Des océans aux glaciers
Les milieux aquatiques et les glaciers représentent 71 % de la superficie du globe, 90 % du volume de l’habitat disponible pour les organismes vivants. La montée du niveau des mers, la migration des poissons vers des zones plus tempérées ou le dégel du pergélisol (sol gelé en permanence) sont des faits déjà observés.
L’océan, qui produit au moins la moitié de l’oxygène, redistribue d’énormes quantités de chaleur grâce aux courants qui le traversent et capte 20 % à 30 % du dioxyde de carbone généré par les activités humaines. Depuis 1970, les océans ont absorbé plus de 90 % de la chaleur excédentaire dans le système climatique.
Depuis 1993, le rythme de réchauffement de l’océan a plus que doublé par rapport aux vingt-cinq années précédentes. Entre 1971 et 2010, la couche des 75 premiers mètres a connu une augmentation moyenne de 0,11°C par décennie. Dans les couches comprises entre 700 m et 2 000 m de profondeur, ce rythme a presque triplé. L’océan Arctique se réchauffe deux fois plus vite que la moyenne mondiale.
Entre 1982 et 2018, le nombre de canicules océaniques a été multiplié par deux entraînant une destruction accélérée des écosystèmes. Les barrières de corail pourraient rapidement disparaître.
D’ici à la fin de ce siècle, la montée des eaux pourrait, selon le scénario du GIEC le plus optimiste, atteindre au moins 0,59 m et 1,10 m par rapport à la période 1986-2005. En 2013, les experts donnaient une fourchette de 0,45 m à 0,82 m. Cette hausse du niveau moyen va accentuer les inondations, l’érosion des côtes, et la pénétration du sel dans les nappes souterraines d’eau douce. Cette élévation pourrait également accroître le nombre et la violence des cyclones. L’océan pourrait gagner plusieurs centimètres par an au XXIIe siècle, sous l’effet de sa dilatation et davantage encore de la fonte des calottes glaciaires de l’Antarctique et du Groenland plus rapide que prévu. Au total, il pourrait même progresser de plusieurs mètres en cas d’emballement climatique. Dans certaines régions, la hausse du niveau de l’eau pourrait être plus forte. Une variation de 30 % est admise dans le modèle du GIEC.

Objectifs —
• 1. Selon le passage sur les océans et les glaciers, quelle part du dioxyde de carbone généré par les activités humaines l'océan capte-t-il ?
• 2. Prolongez le passage sur les océans et les glaciers à partir de sa dernière phrase.

Données sources —
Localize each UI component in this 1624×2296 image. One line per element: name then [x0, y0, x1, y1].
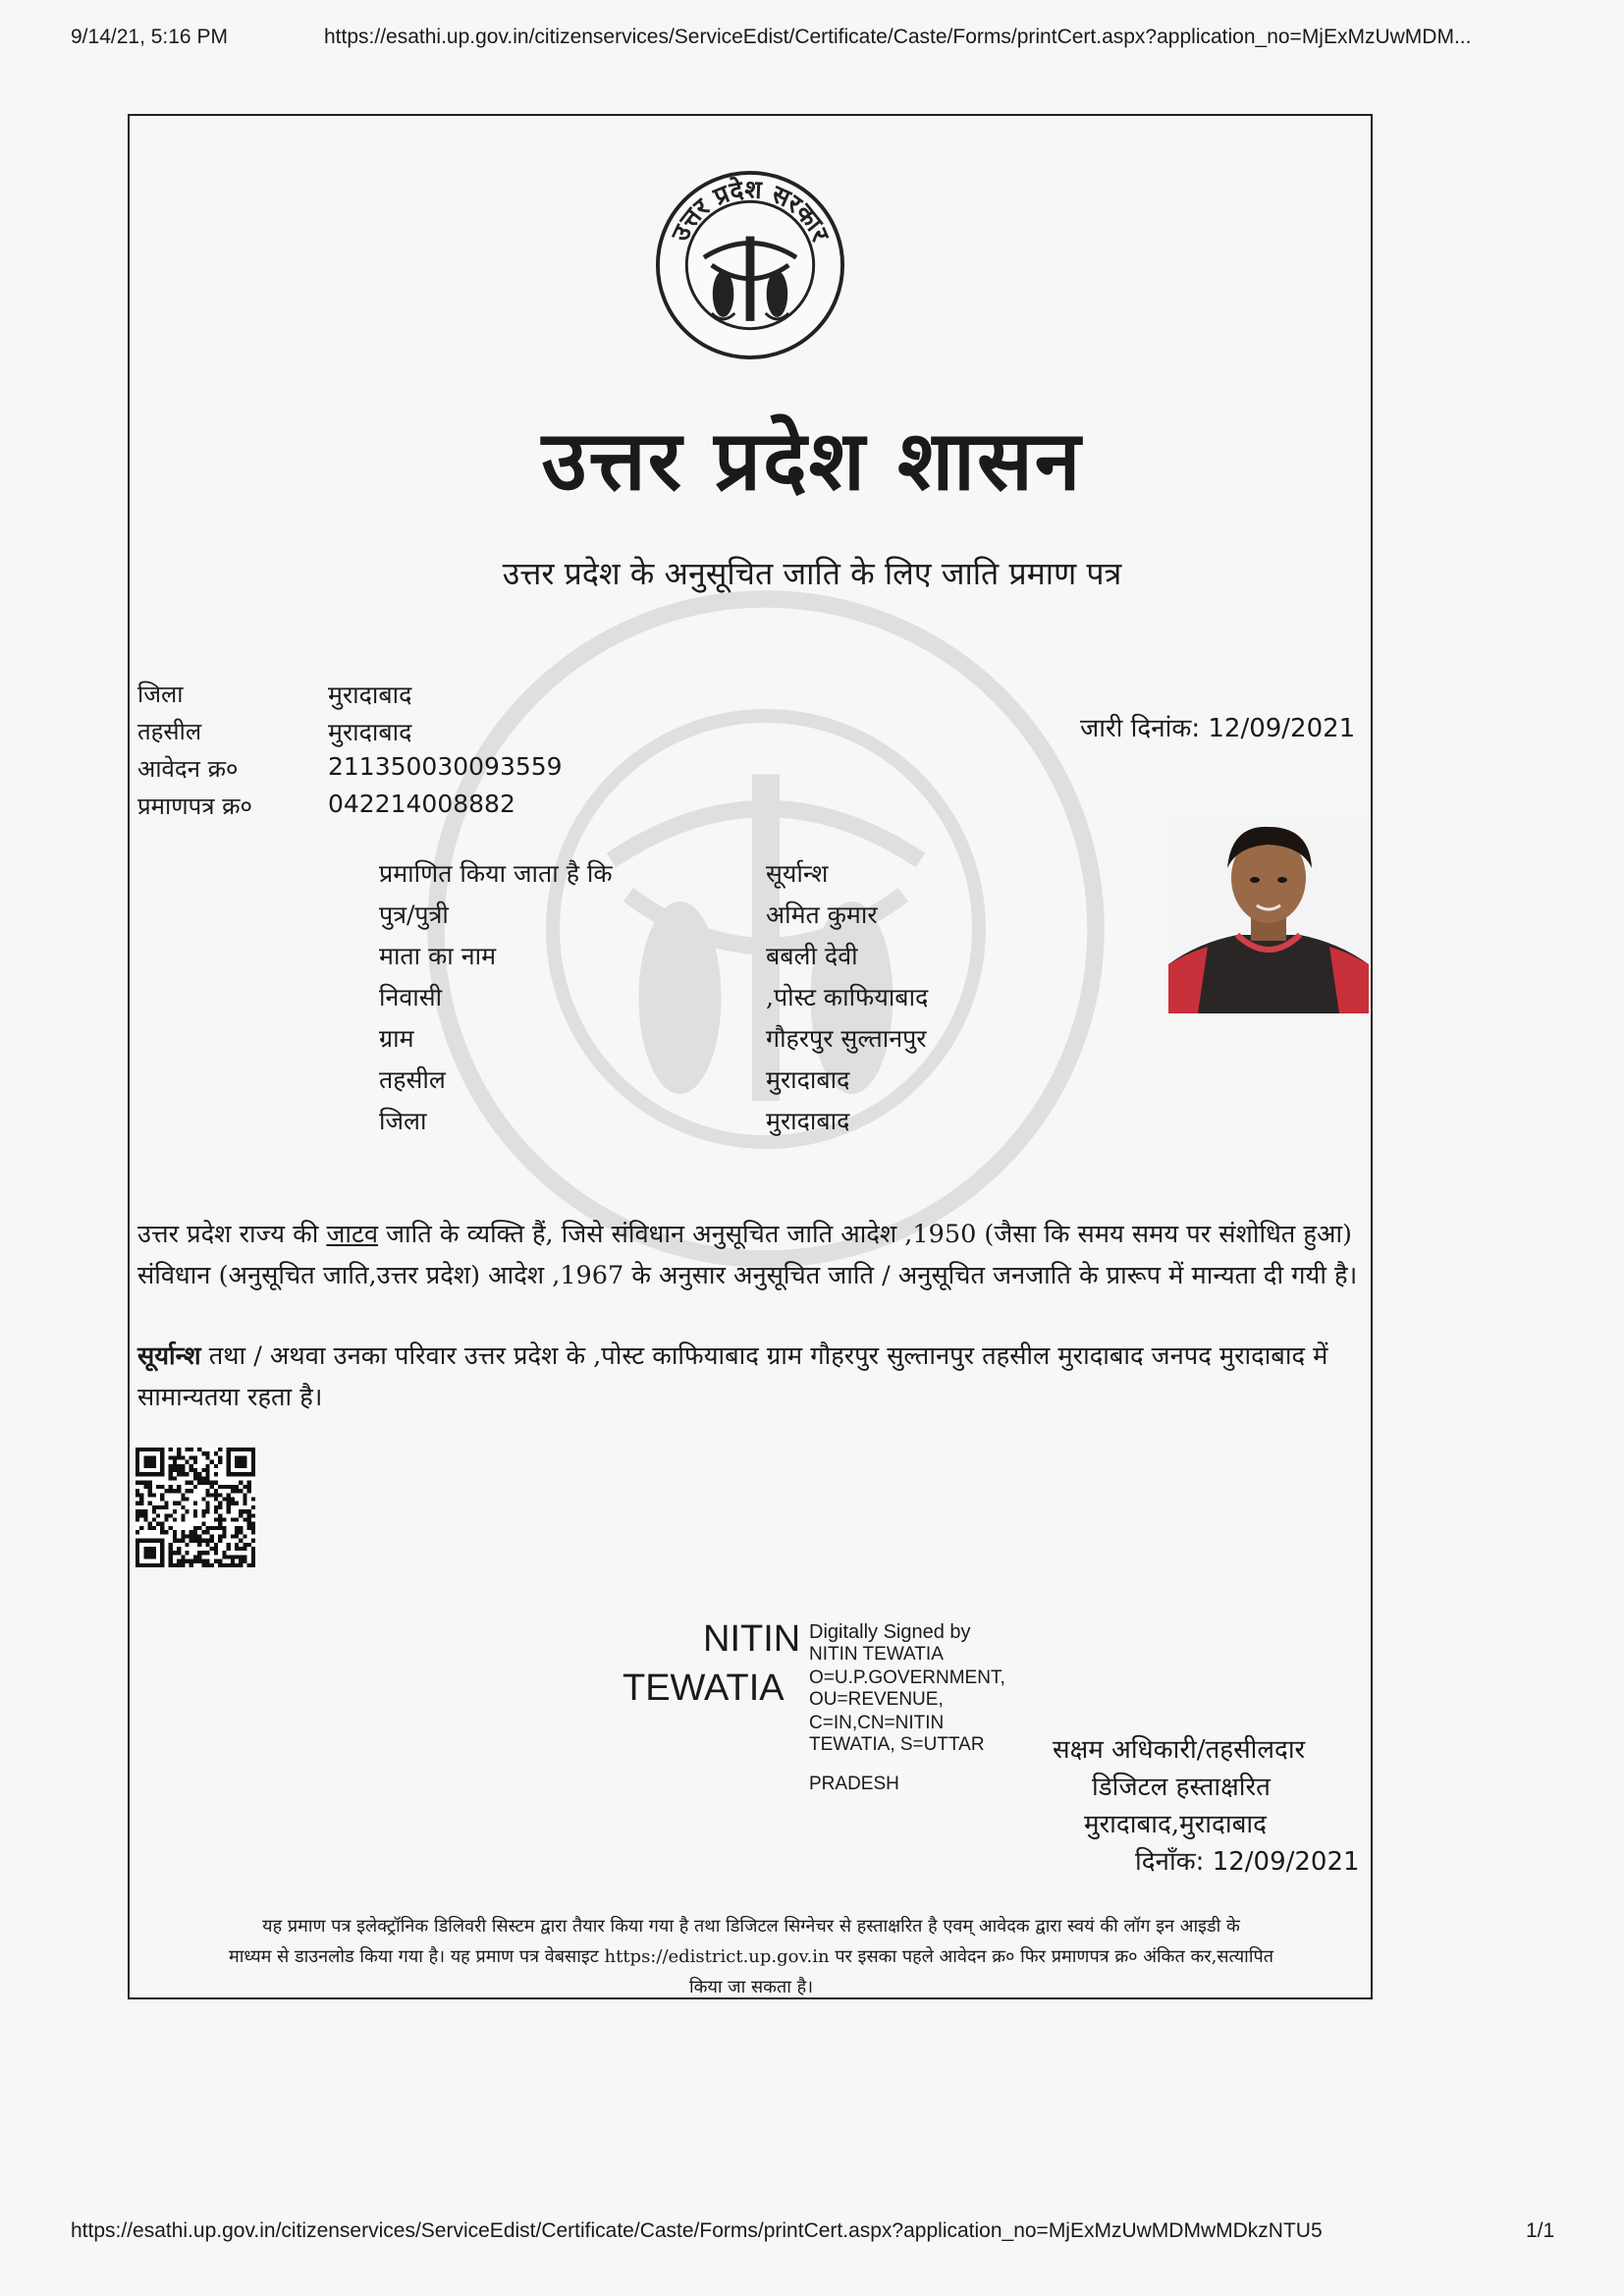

Réponses rédigées —
• 1. L'océan capte 20 % à 30 % du dioxyde de carbone généré par les activités humaines.

• 2.
680 millions de personnes résident dans des régions situées à moins de 10 mètres d’altitude et elles seront probablement au moins un milliard en 2050. 670 autres millions vivent dans des régions de haute montagne, à moins de 100 km de glaciers menacés de disparaître, les privant de leur précieuse ressource hydrique. Les agglomérations comme Shanghai, New York ou Rotterdam, les grands deltas agricoles (le Gange-Brahmapoutre, par exemple), les îles urbanisées des atolls, et les communautés arctiques seront soumis à des risques très enlevés nécessitant des actions rapides et coûteuses (investissements, déplacements de populations).
En raison d’une réduction des échanges avec l’atmosphère et du réchauffement, l’océan a perdu entre 0,5 % et 3 % de son oxygène entre 1970 et 2010. Les coquillages devraient rencontrer de problèmes pour se développer. La respiration des bactéries s’accroît, produisant davantage de CO₂. Les aires en hypoxie, dites « zones mortes », se sont déjà étendues de 3 % à 8 % depuis 1970. Les espèces marines pouvant migrer pour échapper à la chaleur se déplacent de 30 km à 50 km par décennie depuis les années 1950.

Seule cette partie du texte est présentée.